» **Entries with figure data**
====================
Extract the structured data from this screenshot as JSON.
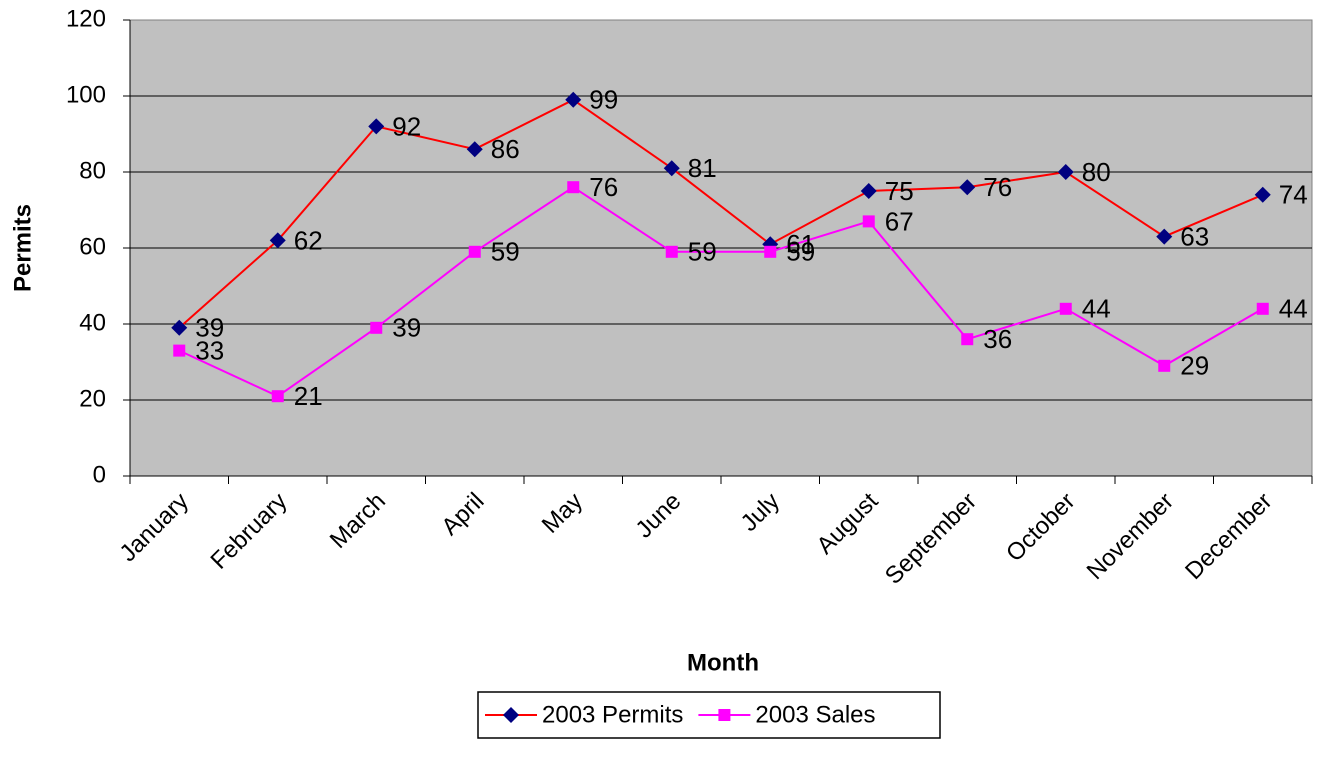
{
  "chart_data": {
    "type": "line",
    "x_label": "Month",
    "y_label": "Permits",
    "categories": [
      "January",
      "February",
      "March",
      "April",
      "May",
      "June",
      "July",
      "August",
      "September",
      "October",
      "November",
      "December"
    ],
    "series": [
      {
        "name": "2003 Permits",
        "color": "#ff0000",
        "marker_color": "#000080",
        "marker": "diamond",
        "values": [
          39,
          62,
          92,
          86,
          99,
          81,
          61,
          75,
          76,
          80,
          63,
          74
        ]
      },
      {
        "name": "2003 Sales",
        "color": "#ff00ff",
        "marker_color": "#ff00ff",
        "marker": "square",
        "values": [
          33,
          21,
          39,
          59,
          76,
          59,
          59,
          67,
          36,
          44,
          29,
          44
        ]
      }
    ],
    "ylim": [
      0,
      120
    ],
    "yticks": [
      0,
      20,
      40,
      60,
      80,
      100,
      120
    ],
    "grid": true,
    "legend": "bottom",
    "plot_background": "#c0c0c0"
  }
}
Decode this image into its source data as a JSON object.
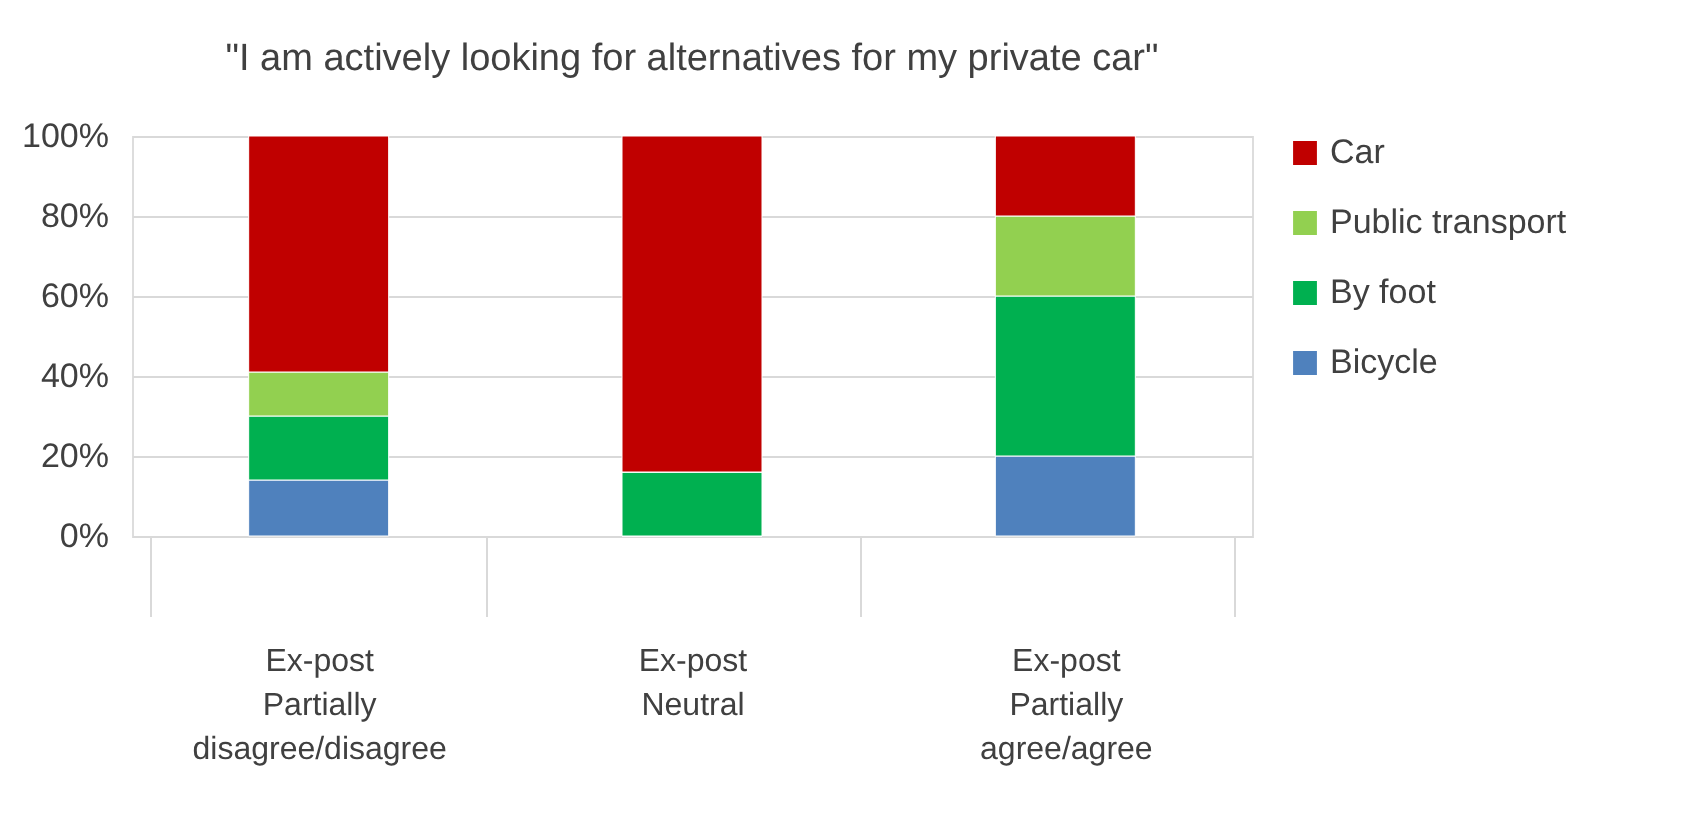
{
  "chart_data": {
    "type": "bar",
    "stacked": true,
    "title": "\"I am actively looking for alternatives for my private car\"",
    "categories": [
      "Ex-post\n\nPartially\ndisagree/disagree",
      "Ex-post\n\nNeutral",
      "Ex-post\n\nPartially\nagree/agree"
    ],
    "series": [
      {
        "name": "Bicycle",
        "color": "#4f81bd",
        "values": [
          14,
          0,
          20
        ]
      },
      {
        "name": "By foot",
        "color": "#00b050",
        "values": [
          16,
          16,
          40
        ]
      },
      {
        "name": "Public transport",
        "color": "#92d050",
        "values": [
          11,
          0,
          20
        ]
      },
      {
        "name": "Car",
        "color": "#c00000",
        "values": [
          59,
          84,
          20
        ]
      }
    ],
    "ylim": [
      0,
      100
    ],
    "yticks": [
      {
        "value": 0,
        "label": "0%"
      },
      {
        "value": 20,
        "label": "20%"
      },
      {
        "value": 40,
        "label": "40%"
      },
      {
        "value": 60,
        "label": "60%"
      },
      {
        "value": 80,
        "label": "80%"
      },
      {
        "value": 100,
        "label": "100%"
      }
    ],
    "grid": "y",
    "legend": "right"
  }
}
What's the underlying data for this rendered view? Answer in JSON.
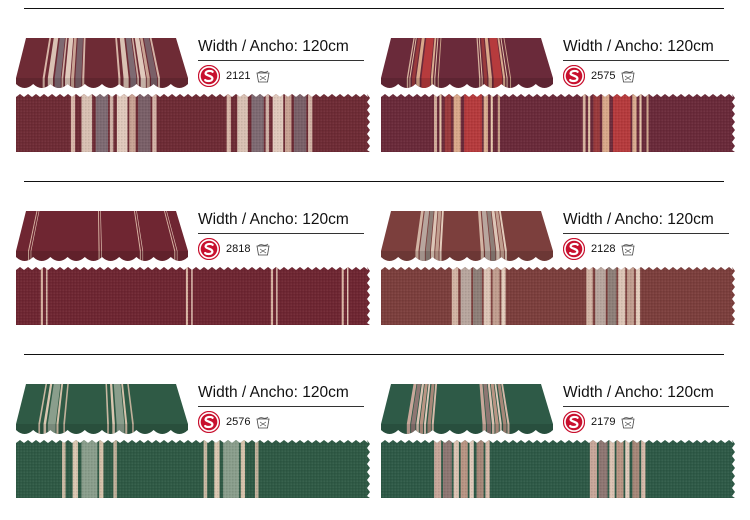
{
  "items": [
    {
      "width_label": "Width / Ancho: 120cm",
      "code": "2121",
      "base_color": "#6e2b35",
      "stripes": [
        {
          "f": 0.155,
          "w": 0.012,
          "c": "#d8b6a8"
        },
        {
          "f": 0.185,
          "w": 0.03,
          "c": "#d9c1b3"
        },
        {
          "f": 0.225,
          "w": 0.035,
          "c": "#7e6a72"
        },
        {
          "f": 0.265,
          "w": 0.01,
          "c": "#cfb0a5"
        },
        {
          "f": 0.285,
          "w": 0.03,
          "c": "#e0c9bc"
        },
        {
          "f": 0.32,
          "w": 0.018,
          "c": "#c9a394"
        },
        {
          "f": 0.345,
          "w": 0.035,
          "c": "#7a6068"
        },
        {
          "f": 0.385,
          "w": 0.012,
          "c": "#d4b3a6"
        },
        {
          "f": 0.595,
          "w": 0.012,
          "c": "#d8b6a8"
        },
        {
          "f": 0.625,
          "w": 0.03,
          "c": "#d9c1b3"
        },
        {
          "f": 0.665,
          "w": 0.035,
          "c": "#7e6a72"
        },
        {
          "f": 0.705,
          "w": 0.01,
          "c": "#cfb0a5"
        },
        {
          "f": 0.725,
          "w": 0.03,
          "c": "#e0c9bc"
        },
        {
          "f": 0.76,
          "w": 0.018,
          "c": "#c9a394"
        },
        {
          "f": 0.785,
          "w": 0.035,
          "c": "#7a6068"
        },
        {
          "f": 0.825,
          "w": 0.012,
          "c": "#d4b3a6"
        }
      ]
    },
    {
      "width_label": "Width / Ancho: 120cm",
      "code": "2575",
      "base_color": "#6a2a3a",
      "stripes": [
        {
          "f": 0.15,
          "w": 0.008,
          "c": "#d6b29e"
        },
        {
          "f": 0.165,
          "w": 0.006,
          "c": "#e3c3a8"
        },
        {
          "f": 0.18,
          "w": 0.018,
          "c": "#9a3a3c"
        },
        {
          "f": 0.205,
          "w": 0.02,
          "c": "#d9a88a"
        },
        {
          "f": 0.235,
          "w": 0.05,
          "c": "#b63b3d"
        },
        {
          "f": 0.29,
          "w": 0.012,
          "c": "#d9ad90"
        },
        {
          "f": 0.31,
          "w": 0.006,
          "c": "#e6c7ad"
        },
        {
          "f": 0.33,
          "w": 0.006,
          "c": "#caa28a"
        },
        {
          "f": 0.57,
          "w": 0.008,
          "c": "#d6b29e"
        },
        {
          "f": 0.585,
          "w": 0.006,
          "c": "#e3c3a8"
        },
        {
          "f": 0.6,
          "w": 0.018,
          "c": "#9a3a3c"
        },
        {
          "f": 0.625,
          "w": 0.02,
          "c": "#d9a88a"
        },
        {
          "f": 0.655,
          "w": 0.05,
          "c": "#b63b3d"
        },
        {
          "f": 0.71,
          "w": 0.012,
          "c": "#d9ad90"
        },
        {
          "f": 0.73,
          "w": 0.006,
          "c": "#e6c7ad"
        },
        {
          "f": 0.75,
          "w": 0.006,
          "c": "#caa28a"
        }
      ]
    },
    {
      "width_label": "Width / Ancho: 120cm",
      "code": "2818",
      "base_color": "#6f2632",
      "stripes": [
        {
          "f": 0.07,
          "w": 0.006,
          "c": "#d9b4a3"
        },
        {
          "f": 0.085,
          "w": 0.004,
          "c": "#e2c4b4"
        },
        {
          "f": 0.48,
          "w": 0.006,
          "c": "#d9b4a3"
        },
        {
          "f": 0.495,
          "w": 0.004,
          "c": "#e2c4b4"
        },
        {
          "f": 0.72,
          "w": 0.006,
          "c": "#d9b4a3"
        },
        {
          "f": 0.735,
          "w": 0.004,
          "c": "#e2c4b4"
        },
        {
          "f": 0.92,
          "w": 0.006,
          "c": "#d9b4a3"
        },
        {
          "f": 0.935,
          "w": 0.004,
          "c": "#e2c4b4"
        }
      ]
    },
    {
      "width_label": "Width / Ancho: 120cm",
      "code": "2128",
      "base_color": "#7c3f3d",
      "stripes": [
        {
          "f": 0.2,
          "w": 0.018,
          "c": "#d2b4a4"
        },
        {
          "f": 0.225,
          "w": 0.03,
          "c": "#b8a69e"
        },
        {
          "f": 0.26,
          "w": 0.025,
          "c": "#8e7f78"
        },
        {
          "f": 0.29,
          "w": 0.02,
          "c": "#dcc5b6"
        },
        {
          "f": 0.315,
          "w": 0.02,
          "c": "#c19e8f"
        },
        {
          "f": 0.34,
          "w": 0.012,
          "c": "#e3ccbc"
        },
        {
          "f": 0.58,
          "w": 0.018,
          "c": "#d2b4a4"
        },
        {
          "f": 0.605,
          "w": 0.03,
          "c": "#b8a69e"
        },
        {
          "f": 0.64,
          "w": 0.025,
          "c": "#8e7f78"
        },
        {
          "f": 0.67,
          "w": 0.02,
          "c": "#dcc5b6"
        },
        {
          "f": 0.695,
          "w": 0.02,
          "c": "#c19e8f"
        },
        {
          "f": 0.72,
          "w": 0.012,
          "c": "#e3ccbc"
        }
      ]
    },
    {
      "width_label": "Width / Ancho: 120cm",
      "code": "2576",
      "base_color": "#2f5a45",
      "stripes": [
        {
          "f": 0.13,
          "w": 0.01,
          "c": "#c9b8a2"
        },
        {
          "f": 0.16,
          "w": 0.015,
          "c": "#dac7b1"
        },
        {
          "f": 0.185,
          "w": 0.045,
          "c": "#8a9e8c"
        },
        {
          "f": 0.235,
          "w": 0.012,
          "c": "#d6c2ab"
        },
        {
          "f": 0.275,
          "w": 0.01,
          "c": "#c0b09a"
        },
        {
          "f": 0.53,
          "w": 0.01,
          "c": "#c9b8a2"
        },
        {
          "f": 0.56,
          "w": 0.015,
          "c": "#dac7b1"
        },
        {
          "f": 0.585,
          "w": 0.045,
          "c": "#8a9e8c"
        },
        {
          "f": 0.635,
          "w": 0.012,
          "c": "#d6c2ab"
        },
        {
          "f": 0.675,
          "w": 0.01,
          "c": "#c0b09a"
        }
      ]
    },
    {
      "width_label": "Width / Ancho: 120cm",
      "code": "2179",
      "base_color": "#2e5a47",
      "stripes": [
        {
          "f": 0.15,
          "w": 0.02,
          "c": "#c8a79a"
        },
        {
          "f": 0.175,
          "w": 0.025,
          "c": "#8e7672"
        },
        {
          "f": 0.205,
          "w": 0.015,
          "c": "#dcc3b3"
        },
        {
          "f": 0.225,
          "w": 0.02,
          "c": "#b99584"
        },
        {
          "f": 0.25,
          "w": 0.012,
          "c": "#e1cbbc"
        },
        {
          "f": 0.27,
          "w": 0.02,
          "c": "#a68778"
        },
        {
          "f": 0.295,
          "w": 0.012,
          "c": "#d6b9a9"
        },
        {
          "f": 0.59,
          "w": 0.02,
          "c": "#c8a79a"
        },
        {
          "f": 0.615,
          "w": 0.025,
          "c": "#8e7672"
        },
        {
          "f": 0.645,
          "w": 0.015,
          "c": "#dcc3b3"
        },
        {
          "f": 0.665,
          "w": 0.02,
          "c": "#b99584"
        },
        {
          "f": 0.69,
          "w": 0.012,
          "c": "#e1cbbc"
        },
        {
          "f": 0.71,
          "w": 0.02,
          "c": "#a68778"
        },
        {
          "f": 0.735,
          "w": 0.012,
          "c": "#d6b9a9"
        }
      ]
    }
  ],
  "colors": {
    "logo_red": "#c8102e",
    "rule": "#111111"
  },
  "icons": {
    "brand_logo": "s-circle-logo",
    "care_symbol": "wash-care-icon"
  }
}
====================
» **Your instructions**
Report all lines of the material that contain the word "name".

» **Answer for this exercise**
        "name": "2003 Permits",
        "name": "2003 Sales",
        "name": "Bicycle",
        "name": "By foot",
        "name": "Public transport",
        "name": "Car",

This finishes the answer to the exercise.